## [Description of the task]
Every line below must be reproduced exactly. Copy them all.

-- BEGIN Data supplied --

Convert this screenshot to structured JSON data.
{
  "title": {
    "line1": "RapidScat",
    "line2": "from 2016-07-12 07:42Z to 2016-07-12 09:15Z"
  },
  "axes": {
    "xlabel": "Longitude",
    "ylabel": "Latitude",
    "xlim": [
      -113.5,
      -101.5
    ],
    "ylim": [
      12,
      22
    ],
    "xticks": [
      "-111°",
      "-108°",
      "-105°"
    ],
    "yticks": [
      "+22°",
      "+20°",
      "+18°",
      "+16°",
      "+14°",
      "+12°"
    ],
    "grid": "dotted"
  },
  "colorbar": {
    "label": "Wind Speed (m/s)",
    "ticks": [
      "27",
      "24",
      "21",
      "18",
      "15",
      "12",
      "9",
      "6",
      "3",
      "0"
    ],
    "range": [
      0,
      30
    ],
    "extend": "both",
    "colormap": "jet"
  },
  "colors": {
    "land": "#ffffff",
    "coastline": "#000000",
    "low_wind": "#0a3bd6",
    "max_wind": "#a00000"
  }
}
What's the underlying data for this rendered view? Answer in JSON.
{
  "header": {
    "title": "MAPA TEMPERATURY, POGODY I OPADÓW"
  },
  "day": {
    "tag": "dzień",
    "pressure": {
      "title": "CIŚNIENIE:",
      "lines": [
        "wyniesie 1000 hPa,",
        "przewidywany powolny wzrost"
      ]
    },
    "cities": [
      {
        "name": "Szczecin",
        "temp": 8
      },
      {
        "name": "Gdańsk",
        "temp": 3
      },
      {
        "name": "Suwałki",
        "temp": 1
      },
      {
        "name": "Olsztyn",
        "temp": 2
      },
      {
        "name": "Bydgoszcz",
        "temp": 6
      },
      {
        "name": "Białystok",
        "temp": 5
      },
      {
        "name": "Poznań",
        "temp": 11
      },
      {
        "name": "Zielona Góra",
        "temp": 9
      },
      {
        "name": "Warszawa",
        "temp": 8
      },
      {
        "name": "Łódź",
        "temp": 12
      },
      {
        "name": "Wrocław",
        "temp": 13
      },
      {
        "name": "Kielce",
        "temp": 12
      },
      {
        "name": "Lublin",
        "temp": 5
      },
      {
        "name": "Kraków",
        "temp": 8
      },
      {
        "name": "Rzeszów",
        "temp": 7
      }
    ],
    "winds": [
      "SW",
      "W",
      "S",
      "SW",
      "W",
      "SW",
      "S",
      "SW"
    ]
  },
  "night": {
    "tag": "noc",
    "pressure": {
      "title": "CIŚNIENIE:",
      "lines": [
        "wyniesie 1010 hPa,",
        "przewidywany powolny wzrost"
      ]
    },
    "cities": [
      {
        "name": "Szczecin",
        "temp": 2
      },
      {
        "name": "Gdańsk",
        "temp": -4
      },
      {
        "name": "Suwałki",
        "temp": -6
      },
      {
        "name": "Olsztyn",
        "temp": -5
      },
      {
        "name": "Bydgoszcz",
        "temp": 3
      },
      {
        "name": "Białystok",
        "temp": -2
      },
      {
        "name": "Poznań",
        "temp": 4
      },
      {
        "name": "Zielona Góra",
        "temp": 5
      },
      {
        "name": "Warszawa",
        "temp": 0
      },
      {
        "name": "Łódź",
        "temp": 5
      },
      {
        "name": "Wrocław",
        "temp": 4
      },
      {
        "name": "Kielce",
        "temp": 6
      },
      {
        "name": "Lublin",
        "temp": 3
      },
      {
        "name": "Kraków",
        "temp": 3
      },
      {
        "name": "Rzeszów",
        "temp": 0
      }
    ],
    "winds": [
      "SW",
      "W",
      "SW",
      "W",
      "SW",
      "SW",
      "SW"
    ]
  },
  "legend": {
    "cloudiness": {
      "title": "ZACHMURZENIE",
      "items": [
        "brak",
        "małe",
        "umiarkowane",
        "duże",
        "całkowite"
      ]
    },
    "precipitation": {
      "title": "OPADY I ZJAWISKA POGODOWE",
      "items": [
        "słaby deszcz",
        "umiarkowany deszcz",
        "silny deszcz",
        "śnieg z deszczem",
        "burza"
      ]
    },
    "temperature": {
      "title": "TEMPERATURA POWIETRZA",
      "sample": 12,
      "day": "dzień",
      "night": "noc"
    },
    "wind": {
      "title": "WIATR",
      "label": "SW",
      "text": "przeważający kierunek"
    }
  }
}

-- END Data supplied --

## [Answer to the problem]
Convert this screenshot to structured JSON data.
{
  "title": {
    "line1": "RapidScat",
    "line2": "from 2016-07-12 07:42Z to 2016-07-12 09:15Z"
  },
  "axes": {
    "xlabel": "Longitude",
    "ylabel": "Latitude",
    "xlim": [
      -113.5,
      -101.5
    ],
    "ylim": [
      12,
      22
    ],
    "xticks": [
      "-111°",
      "-108°",
      "-105°"
    ],
    "yticks": [
      "+22°",
      "+20°",
      "+18°",
      "+16°",
      "+14°",
      "+12°"
    ],
    "grid": "dotted"
  },
  "colorbar": {
    "label": "Wind Speed (m/s)",
    "ticks": [
      "27",
      "24",
      "21",
      "18",
      "15",
      "12",
      "9",
      "6",
      "3",
      "0"
    ],
    "range": [
      0,
      30
    ],
    "extend": "both",
    "colormap": "jet"
  },
  "colors": {
    "land": "#ffffff",
    "coastline": "#000000",
    "low_wind": "#0a3bd6",
    "max_wind": "#a00000"
  }
}
What's the underlying data for this rendered view? Answer in JSON.
{
  "header": {
    "title": "MAPA TEMPERATURY, POGODY I OPADÓW"
  },
  "day": {
    "tag": "dzień",
    "pressure": {
      "title": "CIŚNIENIE:",
      "lines": [
        "wyniesie 1000 hPa,",
        "przewidywany powolny wzrost"
      ]
    },
    "cities": [
      {
        "name": "Szczecin",
        "temp": 8
      },
      {
        "name": "Gdańsk",
        "temp": 3
      },
      {
        "name": "Suwałki",
        "temp": 1
      },
      {
        "name": "Olsztyn",
        "temp": 2
      },
      {
        "name": "Bydgoszcz",
        "temp": 6
      },
      {
        "name": "Białystok",
        "temp": 5
      },
      {
        "name": "Poznań",
        "temp": 11
      },
      {
        "name": "Zielona Góra",
        "temp": 9
      },
      {
        "name": "Warszawa",
        "temp": 8
      },
      {
        "name": "Łódź",
        "temp": 12
      },
      {
        "name": "Wrocław",
        "temp": 13
      },
      {
        "name": "Kielce",
        "temp": 12
      },
      {
        "name": "Lublin",
        "temp": 5
      },
      {
        "name": "Kraków",
        "temp": 8
      },
      {
        "name": "Rzeszów",
        "temp": 7
      }
    ],
    "winds": [
      "SW",
      "W",
      "S",
      "SW",
      "W",
      "SW",
      "S",
      "SW"
    ]
  },
  "night": {
    "tag": "noc",
    "pressure": {
      "title": "CIŚNIENIE:",
      "lines": [
        "wyniesie 1010 hPa,",
        "przewidywany powolny wzrost"
      ]
    },
    "cities": [
      {
        "name": "Szczecin",
        "temp": 2
      },
      {
        "name": "Gdańsk",
        "temp": -4
      },
      {
        "name": "Suwałki",
        "temp": -6
      },
      {
        "name": "Olsztyn",
        "temp": -5
      },
      {
        "name": "Bydgoszcz",
        "temp": 3
      },
      {
        "name": "Białystok",
        "temp": -2
      },
      {
        "name": "Poznań",
        "temp": 4
      },
      {
        "name": "Zielona Góra",
        "temp": 5
      },
      {
        "name": "Warszawa",
        "temp": 0
      },
      {
        "name": "Łódź",
        "temp": 5
      },
      {
        "name": "Wrocław",
        "temp": 4
      },
      {
        "name": "Kielce",
        "temp": 6
      },
      {
        "name": "Lublin",
        "temp": 3
      },
      {
        "name": "Kraków",
        "temp": 3
      },
      {
        "name": "Rzeszów",
        "temp": 0
      }
    ],
    "winds": [
      "SW",
      "W",
      "SW",
      "W",
      "SW",
      "SW",
      "SW"
    ]
  },
  "legend": {
    "cloudiness": {
      "title": "ZACHMURZENIE",
      "items": [
        "brak",
        "małe",
        "umiarkowane",
        "duże",
        "całkowite"
      ]
    },
    "precipitation": {
      "title": "OPADY I ZJAWISKA POGODOWE",
      "items": [
        "słaby deszcz",
        "umiarkowany deszcz",
        "silny deszcz",
        "śnieg z deszczem",
        "burza"
      ]
    },
    "temperature": {
      "title": "TEMPERATURA POWIETRZA",
      "sample": 12,
      "day": "dzień",
      "night": "noc"
    },
    "wind": {
      "title": "WIATR",
      "label": "SW",
      "text": "przeważający kierunek"
    }
  }
}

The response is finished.